▸ **Task directions**:
Check every line of the entries below for the word "blank", and copy the ones that have it.

═════ Data shown ═════

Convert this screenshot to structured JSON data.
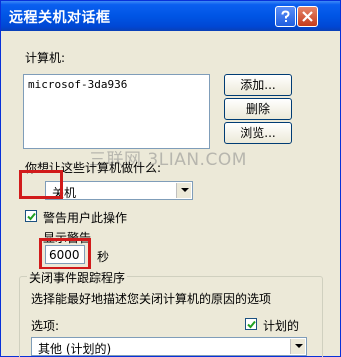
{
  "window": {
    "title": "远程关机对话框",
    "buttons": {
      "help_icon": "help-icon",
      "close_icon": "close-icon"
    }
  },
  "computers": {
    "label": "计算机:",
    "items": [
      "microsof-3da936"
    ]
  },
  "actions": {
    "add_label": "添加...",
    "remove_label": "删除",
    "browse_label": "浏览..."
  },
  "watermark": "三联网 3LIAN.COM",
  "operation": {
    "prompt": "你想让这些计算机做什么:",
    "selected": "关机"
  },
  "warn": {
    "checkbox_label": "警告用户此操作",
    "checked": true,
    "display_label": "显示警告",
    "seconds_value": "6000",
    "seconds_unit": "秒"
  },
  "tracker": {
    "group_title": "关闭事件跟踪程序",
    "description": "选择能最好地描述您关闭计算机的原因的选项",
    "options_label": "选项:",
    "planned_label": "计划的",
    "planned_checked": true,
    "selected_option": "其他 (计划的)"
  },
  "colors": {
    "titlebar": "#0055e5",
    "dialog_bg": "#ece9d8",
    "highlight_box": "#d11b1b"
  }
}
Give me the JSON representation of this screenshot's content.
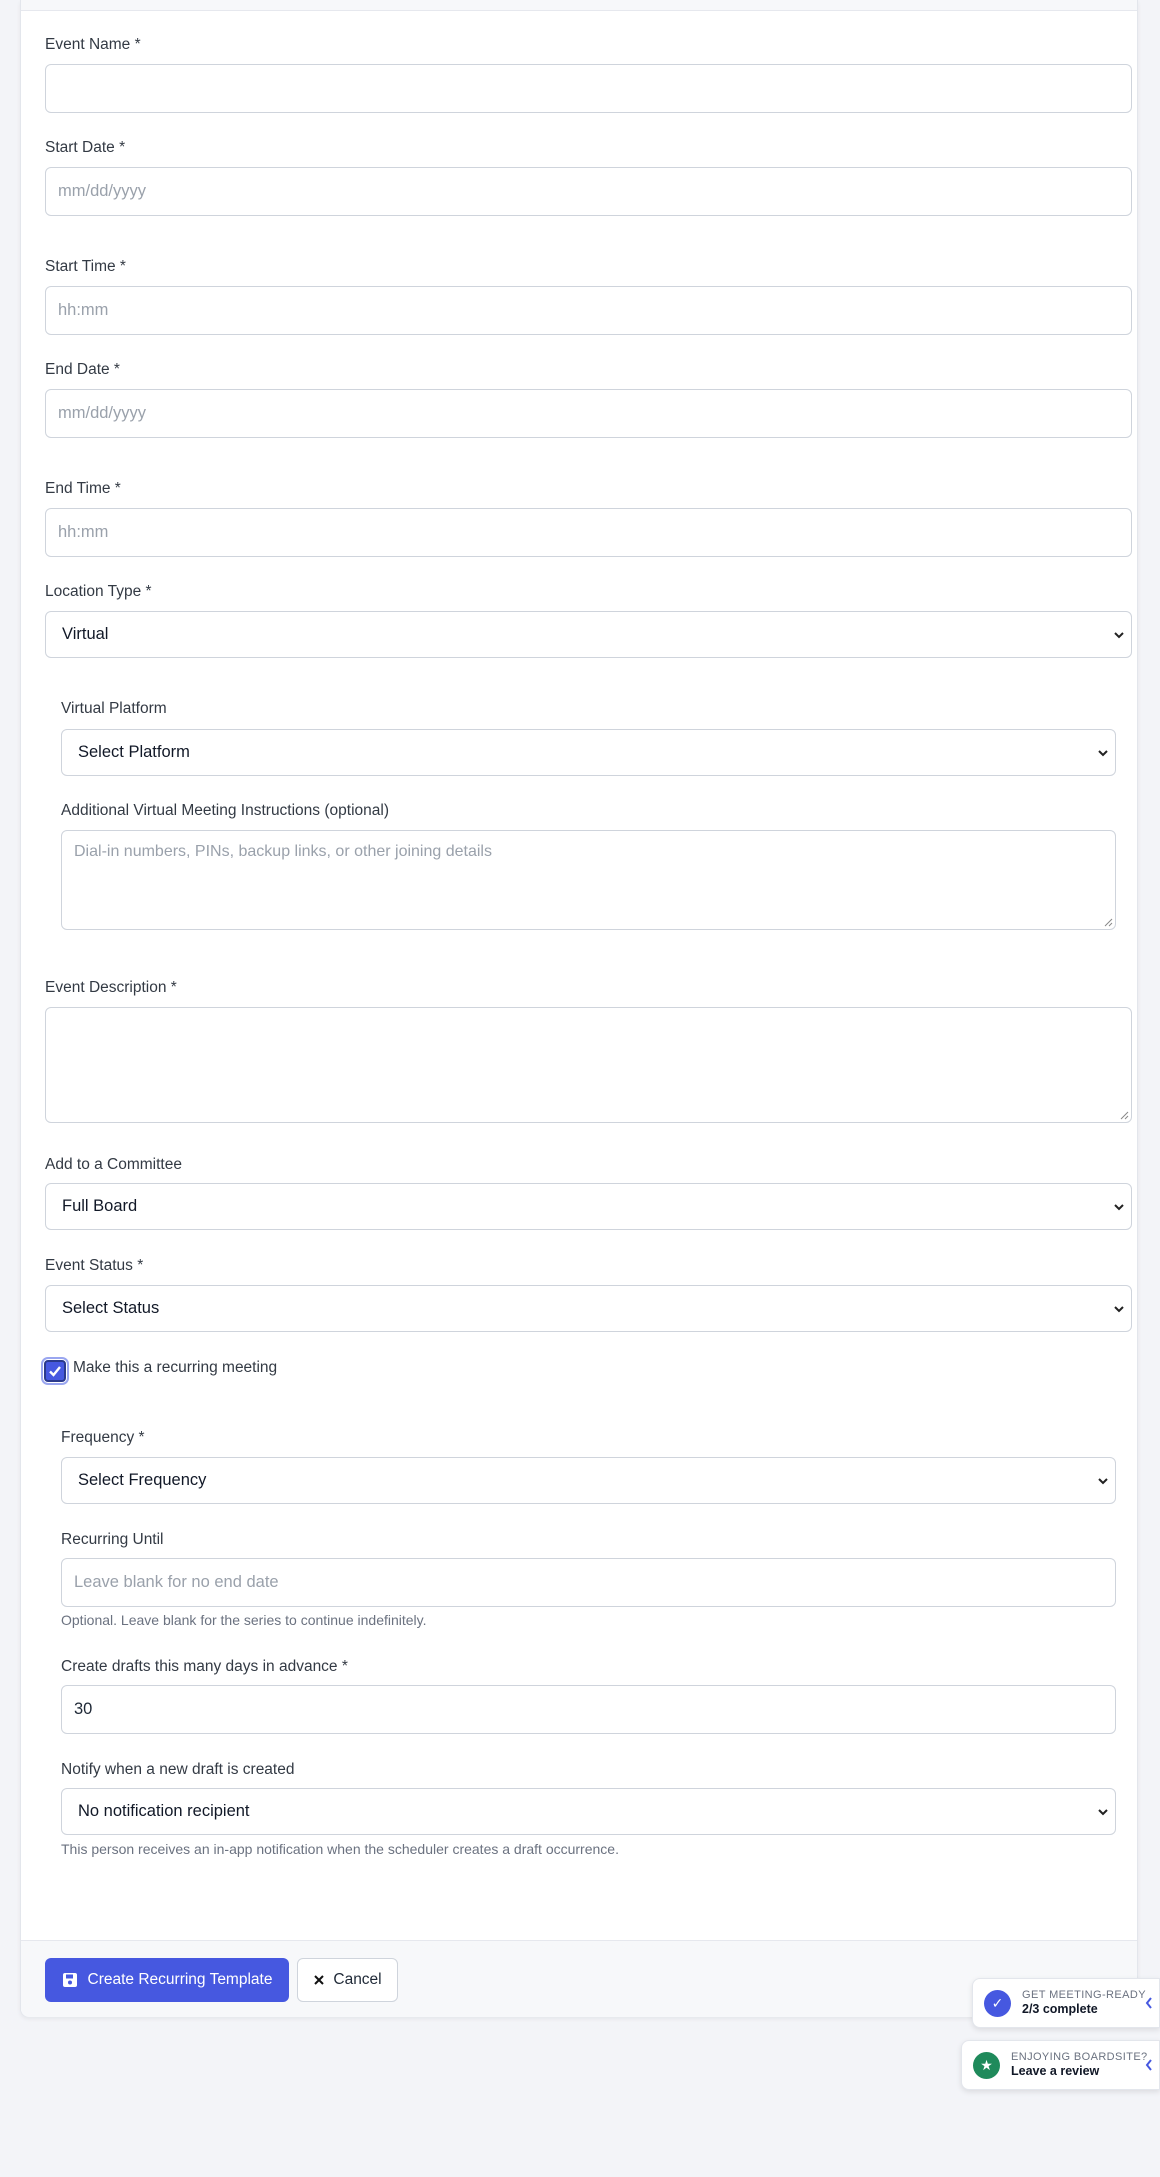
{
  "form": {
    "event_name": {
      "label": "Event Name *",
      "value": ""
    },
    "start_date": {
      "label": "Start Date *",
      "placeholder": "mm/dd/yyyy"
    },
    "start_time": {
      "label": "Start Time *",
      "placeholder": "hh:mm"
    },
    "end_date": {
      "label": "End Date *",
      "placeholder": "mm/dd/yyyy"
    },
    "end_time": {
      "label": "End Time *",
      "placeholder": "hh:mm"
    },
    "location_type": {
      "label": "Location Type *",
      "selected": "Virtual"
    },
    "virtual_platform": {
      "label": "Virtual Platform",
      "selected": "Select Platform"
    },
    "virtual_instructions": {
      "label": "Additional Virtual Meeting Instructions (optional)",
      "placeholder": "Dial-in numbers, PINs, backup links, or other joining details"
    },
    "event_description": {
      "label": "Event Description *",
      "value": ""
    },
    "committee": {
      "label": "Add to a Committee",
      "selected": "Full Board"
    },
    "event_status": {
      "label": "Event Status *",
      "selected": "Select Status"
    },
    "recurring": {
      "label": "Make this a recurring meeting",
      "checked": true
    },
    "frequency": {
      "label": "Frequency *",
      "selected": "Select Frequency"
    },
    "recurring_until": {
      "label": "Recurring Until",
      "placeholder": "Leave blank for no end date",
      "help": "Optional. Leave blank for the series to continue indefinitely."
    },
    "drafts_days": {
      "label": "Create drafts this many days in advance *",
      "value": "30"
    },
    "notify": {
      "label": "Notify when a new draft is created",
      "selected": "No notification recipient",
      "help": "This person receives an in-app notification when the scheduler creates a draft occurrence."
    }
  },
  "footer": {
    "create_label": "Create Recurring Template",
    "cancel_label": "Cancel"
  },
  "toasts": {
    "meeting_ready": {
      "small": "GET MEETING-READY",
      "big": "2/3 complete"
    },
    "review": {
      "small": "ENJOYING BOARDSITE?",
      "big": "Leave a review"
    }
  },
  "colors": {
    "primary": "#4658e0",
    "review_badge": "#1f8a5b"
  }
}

═════
═════ Data shown ═════

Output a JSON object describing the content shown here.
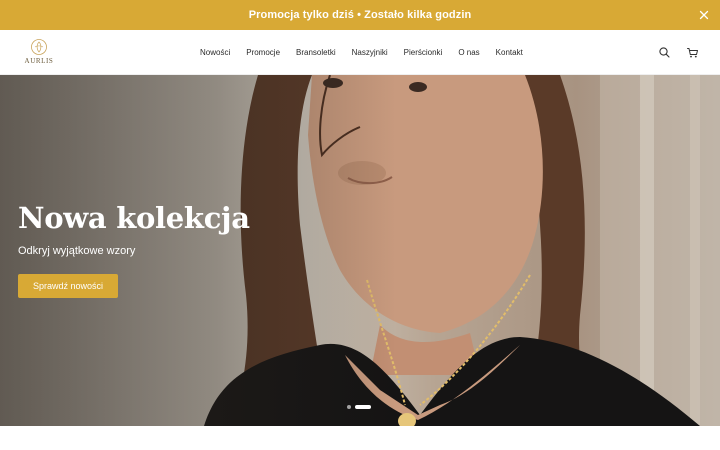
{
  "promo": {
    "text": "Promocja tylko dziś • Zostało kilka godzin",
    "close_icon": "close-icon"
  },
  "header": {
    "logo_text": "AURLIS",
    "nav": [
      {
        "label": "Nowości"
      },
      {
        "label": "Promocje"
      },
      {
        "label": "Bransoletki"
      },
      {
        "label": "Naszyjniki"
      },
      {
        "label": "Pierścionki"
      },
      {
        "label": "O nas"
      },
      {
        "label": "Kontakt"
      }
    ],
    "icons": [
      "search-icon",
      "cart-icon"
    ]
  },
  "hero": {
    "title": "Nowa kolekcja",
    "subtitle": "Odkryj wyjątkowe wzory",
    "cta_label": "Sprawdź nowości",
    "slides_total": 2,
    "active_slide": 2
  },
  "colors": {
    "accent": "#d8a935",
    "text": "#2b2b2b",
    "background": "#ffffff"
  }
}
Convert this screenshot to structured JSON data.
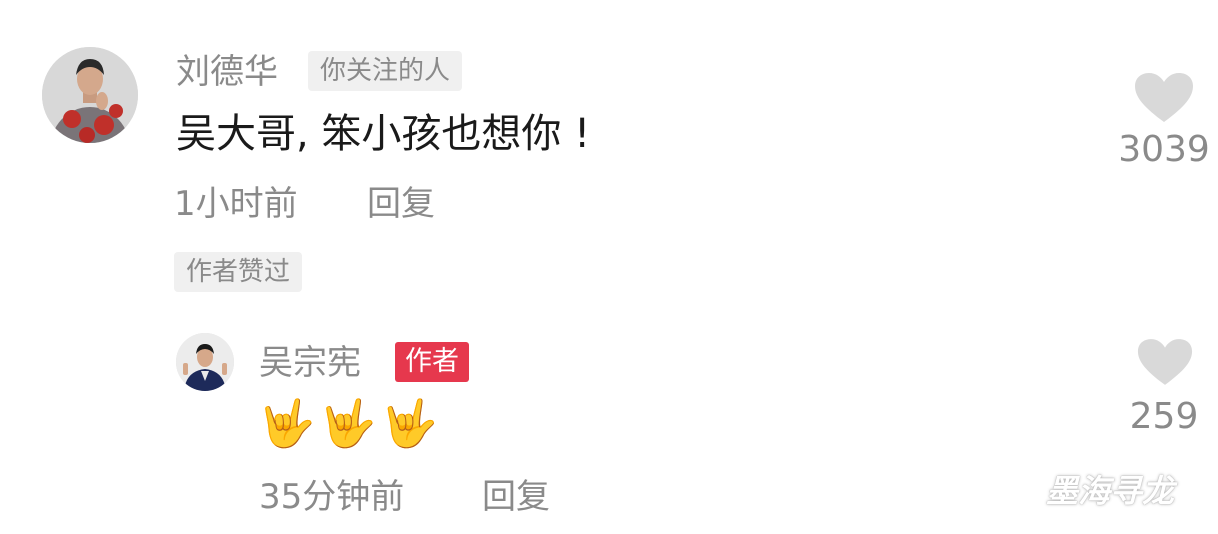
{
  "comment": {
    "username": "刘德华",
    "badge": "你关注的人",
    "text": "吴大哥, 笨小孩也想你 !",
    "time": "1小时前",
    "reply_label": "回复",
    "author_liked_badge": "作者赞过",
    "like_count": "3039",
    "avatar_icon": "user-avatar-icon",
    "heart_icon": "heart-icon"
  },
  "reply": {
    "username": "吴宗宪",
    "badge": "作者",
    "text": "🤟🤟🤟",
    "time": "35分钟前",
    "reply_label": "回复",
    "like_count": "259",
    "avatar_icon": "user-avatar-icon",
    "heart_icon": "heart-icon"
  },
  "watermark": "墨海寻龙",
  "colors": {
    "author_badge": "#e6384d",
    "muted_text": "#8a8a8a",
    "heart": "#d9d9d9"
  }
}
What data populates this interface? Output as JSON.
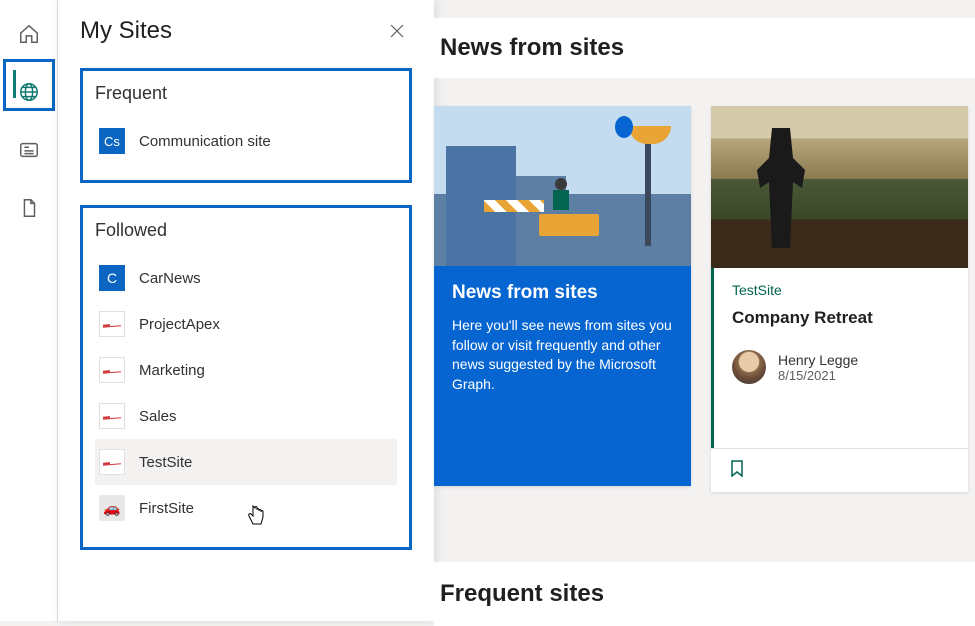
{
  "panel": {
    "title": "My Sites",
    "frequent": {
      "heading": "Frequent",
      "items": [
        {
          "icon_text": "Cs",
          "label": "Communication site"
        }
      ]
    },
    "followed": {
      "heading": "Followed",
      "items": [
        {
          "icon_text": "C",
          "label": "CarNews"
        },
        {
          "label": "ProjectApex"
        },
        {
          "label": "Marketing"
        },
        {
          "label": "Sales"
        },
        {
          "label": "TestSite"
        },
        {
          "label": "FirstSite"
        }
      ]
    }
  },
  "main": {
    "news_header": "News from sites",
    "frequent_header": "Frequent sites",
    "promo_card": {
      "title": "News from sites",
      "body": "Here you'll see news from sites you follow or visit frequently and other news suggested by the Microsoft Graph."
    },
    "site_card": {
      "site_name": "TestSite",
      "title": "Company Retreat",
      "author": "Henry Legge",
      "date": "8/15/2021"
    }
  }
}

═════

▸ **Task output**:
      "placeholder": "Leave blank for no end date",
      "help": "Optional. Leave blank for the series to continue indefinitely."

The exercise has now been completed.